» **WORK INSTRUCTIONS**
Reading the listing below, count the lines that contain the word "steps" and give that count alone.

---------- AVAILABLE DATA ----------

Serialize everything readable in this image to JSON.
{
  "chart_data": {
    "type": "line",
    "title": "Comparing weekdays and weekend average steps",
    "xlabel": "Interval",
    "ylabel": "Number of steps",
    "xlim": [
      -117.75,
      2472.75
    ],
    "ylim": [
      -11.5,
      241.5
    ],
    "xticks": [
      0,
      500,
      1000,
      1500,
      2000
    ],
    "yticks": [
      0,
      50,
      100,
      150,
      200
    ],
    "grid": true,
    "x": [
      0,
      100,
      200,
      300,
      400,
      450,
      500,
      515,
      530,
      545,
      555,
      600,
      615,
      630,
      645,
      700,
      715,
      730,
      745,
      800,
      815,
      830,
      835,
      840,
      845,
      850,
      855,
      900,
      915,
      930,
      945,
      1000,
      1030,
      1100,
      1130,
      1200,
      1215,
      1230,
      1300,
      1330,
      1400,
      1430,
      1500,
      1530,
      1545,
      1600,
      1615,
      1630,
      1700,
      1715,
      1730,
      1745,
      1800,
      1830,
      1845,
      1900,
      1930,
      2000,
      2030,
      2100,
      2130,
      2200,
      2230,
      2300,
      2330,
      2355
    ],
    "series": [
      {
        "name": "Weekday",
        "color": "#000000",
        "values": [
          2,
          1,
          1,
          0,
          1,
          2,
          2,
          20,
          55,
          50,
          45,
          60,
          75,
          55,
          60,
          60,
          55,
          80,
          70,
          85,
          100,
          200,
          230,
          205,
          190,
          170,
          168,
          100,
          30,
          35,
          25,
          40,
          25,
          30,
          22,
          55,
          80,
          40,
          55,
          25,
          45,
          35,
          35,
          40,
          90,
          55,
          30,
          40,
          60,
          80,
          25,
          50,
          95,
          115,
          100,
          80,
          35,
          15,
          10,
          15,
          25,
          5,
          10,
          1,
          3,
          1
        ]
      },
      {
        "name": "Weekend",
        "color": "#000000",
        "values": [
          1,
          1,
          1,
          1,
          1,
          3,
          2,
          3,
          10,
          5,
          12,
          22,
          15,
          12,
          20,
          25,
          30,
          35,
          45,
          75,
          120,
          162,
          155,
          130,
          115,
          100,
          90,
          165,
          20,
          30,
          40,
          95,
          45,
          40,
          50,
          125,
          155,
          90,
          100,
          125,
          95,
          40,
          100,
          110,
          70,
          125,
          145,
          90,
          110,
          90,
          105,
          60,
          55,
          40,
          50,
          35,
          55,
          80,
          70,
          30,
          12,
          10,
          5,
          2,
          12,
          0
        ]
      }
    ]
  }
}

----------

» **OUTPUT BELOW**
2